Start of Block

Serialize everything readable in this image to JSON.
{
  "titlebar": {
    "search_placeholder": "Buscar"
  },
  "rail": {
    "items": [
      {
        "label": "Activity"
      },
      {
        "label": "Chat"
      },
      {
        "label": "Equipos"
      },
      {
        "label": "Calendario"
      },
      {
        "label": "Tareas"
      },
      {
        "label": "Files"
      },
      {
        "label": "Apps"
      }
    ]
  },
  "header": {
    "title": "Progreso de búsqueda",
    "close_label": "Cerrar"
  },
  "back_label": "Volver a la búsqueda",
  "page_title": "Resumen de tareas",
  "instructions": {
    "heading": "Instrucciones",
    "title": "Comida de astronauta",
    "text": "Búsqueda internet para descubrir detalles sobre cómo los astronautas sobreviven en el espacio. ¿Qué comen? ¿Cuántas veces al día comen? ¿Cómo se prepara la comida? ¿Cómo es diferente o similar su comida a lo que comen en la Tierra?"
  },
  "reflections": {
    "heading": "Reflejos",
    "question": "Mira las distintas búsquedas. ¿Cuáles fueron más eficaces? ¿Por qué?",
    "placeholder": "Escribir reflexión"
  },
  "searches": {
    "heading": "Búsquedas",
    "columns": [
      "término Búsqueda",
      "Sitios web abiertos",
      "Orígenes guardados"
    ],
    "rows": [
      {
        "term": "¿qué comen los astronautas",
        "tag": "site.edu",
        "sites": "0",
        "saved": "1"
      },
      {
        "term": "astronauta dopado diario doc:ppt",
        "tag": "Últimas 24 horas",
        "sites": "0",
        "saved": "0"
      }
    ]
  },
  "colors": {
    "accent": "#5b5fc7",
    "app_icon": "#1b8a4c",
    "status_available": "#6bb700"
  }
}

End of Block
Start of Block

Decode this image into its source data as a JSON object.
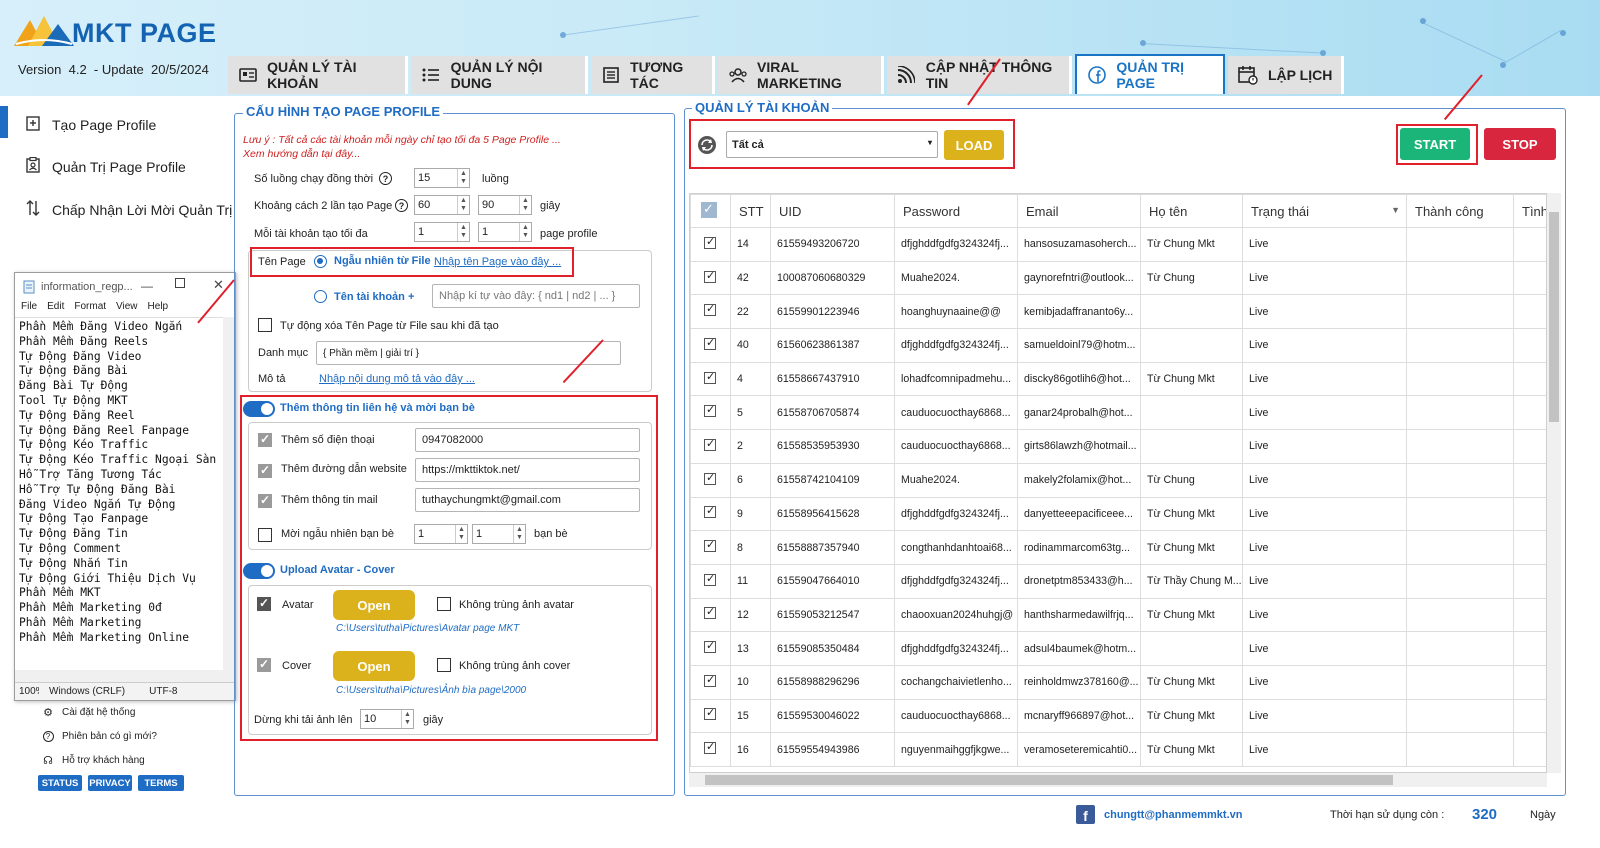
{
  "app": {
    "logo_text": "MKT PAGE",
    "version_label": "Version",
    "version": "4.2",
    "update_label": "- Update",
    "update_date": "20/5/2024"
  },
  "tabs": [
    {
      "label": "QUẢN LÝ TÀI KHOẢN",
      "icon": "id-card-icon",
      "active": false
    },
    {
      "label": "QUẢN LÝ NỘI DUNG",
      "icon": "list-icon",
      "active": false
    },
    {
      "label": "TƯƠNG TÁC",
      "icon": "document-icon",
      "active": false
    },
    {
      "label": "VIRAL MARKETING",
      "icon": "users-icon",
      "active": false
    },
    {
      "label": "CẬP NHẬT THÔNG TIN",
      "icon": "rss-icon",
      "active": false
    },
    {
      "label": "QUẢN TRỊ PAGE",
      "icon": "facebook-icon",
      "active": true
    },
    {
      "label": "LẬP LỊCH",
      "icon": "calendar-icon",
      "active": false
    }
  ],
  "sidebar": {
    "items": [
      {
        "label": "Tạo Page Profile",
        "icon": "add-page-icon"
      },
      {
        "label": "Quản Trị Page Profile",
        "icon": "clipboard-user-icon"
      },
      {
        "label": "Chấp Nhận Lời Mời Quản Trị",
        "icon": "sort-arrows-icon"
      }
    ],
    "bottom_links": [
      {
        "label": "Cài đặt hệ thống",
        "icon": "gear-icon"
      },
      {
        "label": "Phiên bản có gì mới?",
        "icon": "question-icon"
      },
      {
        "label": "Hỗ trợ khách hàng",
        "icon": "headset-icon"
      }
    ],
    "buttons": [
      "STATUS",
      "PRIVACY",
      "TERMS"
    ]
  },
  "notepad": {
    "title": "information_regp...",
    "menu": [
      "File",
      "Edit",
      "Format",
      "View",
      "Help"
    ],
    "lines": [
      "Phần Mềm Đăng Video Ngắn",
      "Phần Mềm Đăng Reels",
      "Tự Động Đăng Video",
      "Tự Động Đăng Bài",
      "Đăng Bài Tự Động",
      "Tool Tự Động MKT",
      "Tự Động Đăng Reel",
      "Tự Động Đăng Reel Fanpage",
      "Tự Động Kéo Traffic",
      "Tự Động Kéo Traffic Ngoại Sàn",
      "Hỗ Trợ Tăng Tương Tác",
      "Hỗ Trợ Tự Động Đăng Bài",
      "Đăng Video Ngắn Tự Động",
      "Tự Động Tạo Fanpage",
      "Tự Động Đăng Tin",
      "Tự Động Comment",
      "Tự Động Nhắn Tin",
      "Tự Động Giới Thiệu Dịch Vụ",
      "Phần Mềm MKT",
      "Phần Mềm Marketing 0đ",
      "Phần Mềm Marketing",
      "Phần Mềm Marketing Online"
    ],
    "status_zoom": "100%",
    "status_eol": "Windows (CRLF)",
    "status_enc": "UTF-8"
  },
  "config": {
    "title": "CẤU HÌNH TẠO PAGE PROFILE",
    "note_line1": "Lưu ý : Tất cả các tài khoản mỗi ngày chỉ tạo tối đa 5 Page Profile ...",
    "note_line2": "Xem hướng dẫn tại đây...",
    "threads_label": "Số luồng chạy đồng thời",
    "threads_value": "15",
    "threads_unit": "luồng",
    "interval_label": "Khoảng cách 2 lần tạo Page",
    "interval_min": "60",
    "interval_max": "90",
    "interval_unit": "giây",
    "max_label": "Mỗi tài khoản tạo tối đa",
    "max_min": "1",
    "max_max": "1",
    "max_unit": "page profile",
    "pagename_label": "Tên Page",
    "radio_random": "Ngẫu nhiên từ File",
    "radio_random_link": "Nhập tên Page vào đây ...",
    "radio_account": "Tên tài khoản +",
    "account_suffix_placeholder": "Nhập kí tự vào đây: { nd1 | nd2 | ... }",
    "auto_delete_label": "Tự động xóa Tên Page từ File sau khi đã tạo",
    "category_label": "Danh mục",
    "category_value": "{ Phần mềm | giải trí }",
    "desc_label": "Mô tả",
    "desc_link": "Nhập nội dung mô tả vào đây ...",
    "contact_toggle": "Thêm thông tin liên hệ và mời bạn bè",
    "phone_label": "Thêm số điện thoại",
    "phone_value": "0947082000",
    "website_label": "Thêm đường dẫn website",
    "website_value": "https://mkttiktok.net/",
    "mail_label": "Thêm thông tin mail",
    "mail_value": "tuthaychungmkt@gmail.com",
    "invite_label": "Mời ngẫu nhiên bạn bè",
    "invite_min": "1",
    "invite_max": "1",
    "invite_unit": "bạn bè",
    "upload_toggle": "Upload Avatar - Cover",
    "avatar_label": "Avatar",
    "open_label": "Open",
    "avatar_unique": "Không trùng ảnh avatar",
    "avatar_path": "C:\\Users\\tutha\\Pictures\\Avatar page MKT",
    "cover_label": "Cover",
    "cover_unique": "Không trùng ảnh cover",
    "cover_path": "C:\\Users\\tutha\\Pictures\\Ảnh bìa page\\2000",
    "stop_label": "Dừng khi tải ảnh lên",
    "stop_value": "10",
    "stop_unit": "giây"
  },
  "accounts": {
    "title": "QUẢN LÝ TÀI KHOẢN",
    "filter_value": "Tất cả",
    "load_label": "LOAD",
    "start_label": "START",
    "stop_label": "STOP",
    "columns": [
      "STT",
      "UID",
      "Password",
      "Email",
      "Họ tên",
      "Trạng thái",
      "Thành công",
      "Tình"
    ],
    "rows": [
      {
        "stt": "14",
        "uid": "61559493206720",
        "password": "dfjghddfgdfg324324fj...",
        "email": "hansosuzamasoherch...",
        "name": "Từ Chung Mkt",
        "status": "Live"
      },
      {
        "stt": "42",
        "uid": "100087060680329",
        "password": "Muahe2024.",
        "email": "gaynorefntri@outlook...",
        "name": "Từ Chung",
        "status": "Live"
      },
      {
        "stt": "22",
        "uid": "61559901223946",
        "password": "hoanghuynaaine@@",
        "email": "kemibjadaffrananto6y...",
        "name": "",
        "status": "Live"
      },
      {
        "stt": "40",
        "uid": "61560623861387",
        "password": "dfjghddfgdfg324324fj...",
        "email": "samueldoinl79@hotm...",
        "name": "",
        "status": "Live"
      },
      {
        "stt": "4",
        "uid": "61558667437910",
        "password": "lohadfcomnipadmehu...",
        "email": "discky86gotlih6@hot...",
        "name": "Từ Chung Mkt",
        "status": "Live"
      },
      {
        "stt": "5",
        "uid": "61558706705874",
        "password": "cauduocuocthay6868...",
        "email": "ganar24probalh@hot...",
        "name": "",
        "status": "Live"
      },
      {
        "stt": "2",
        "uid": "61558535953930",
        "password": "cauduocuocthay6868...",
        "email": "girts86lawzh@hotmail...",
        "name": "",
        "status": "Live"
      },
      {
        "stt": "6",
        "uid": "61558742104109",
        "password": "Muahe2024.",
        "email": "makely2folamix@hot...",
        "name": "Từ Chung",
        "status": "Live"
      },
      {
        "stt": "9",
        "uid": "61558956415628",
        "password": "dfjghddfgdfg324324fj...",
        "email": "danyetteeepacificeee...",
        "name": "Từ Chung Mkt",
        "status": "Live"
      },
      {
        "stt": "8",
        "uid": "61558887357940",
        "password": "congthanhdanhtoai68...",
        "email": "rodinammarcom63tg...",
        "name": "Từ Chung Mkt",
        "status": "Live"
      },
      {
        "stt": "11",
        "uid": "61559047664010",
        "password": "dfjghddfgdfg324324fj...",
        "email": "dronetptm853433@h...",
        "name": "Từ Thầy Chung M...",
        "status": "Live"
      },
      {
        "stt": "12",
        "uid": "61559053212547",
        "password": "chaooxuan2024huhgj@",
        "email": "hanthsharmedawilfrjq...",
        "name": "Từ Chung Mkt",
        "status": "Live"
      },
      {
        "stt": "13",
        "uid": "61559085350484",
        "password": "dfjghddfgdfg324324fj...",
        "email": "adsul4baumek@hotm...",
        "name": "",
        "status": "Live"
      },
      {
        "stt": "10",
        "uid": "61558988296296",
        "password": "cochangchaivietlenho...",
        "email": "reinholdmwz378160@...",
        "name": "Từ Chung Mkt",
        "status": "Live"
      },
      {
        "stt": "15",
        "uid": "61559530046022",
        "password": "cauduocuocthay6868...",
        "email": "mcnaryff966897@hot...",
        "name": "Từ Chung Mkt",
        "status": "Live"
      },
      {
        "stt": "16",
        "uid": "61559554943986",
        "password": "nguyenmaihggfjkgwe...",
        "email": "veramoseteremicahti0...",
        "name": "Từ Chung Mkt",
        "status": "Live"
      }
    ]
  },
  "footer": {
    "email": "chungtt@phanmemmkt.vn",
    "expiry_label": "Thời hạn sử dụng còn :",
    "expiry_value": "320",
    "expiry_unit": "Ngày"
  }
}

End of Block

Within this data, count the lines that include the string "luồng" and write the number with nothing else.

2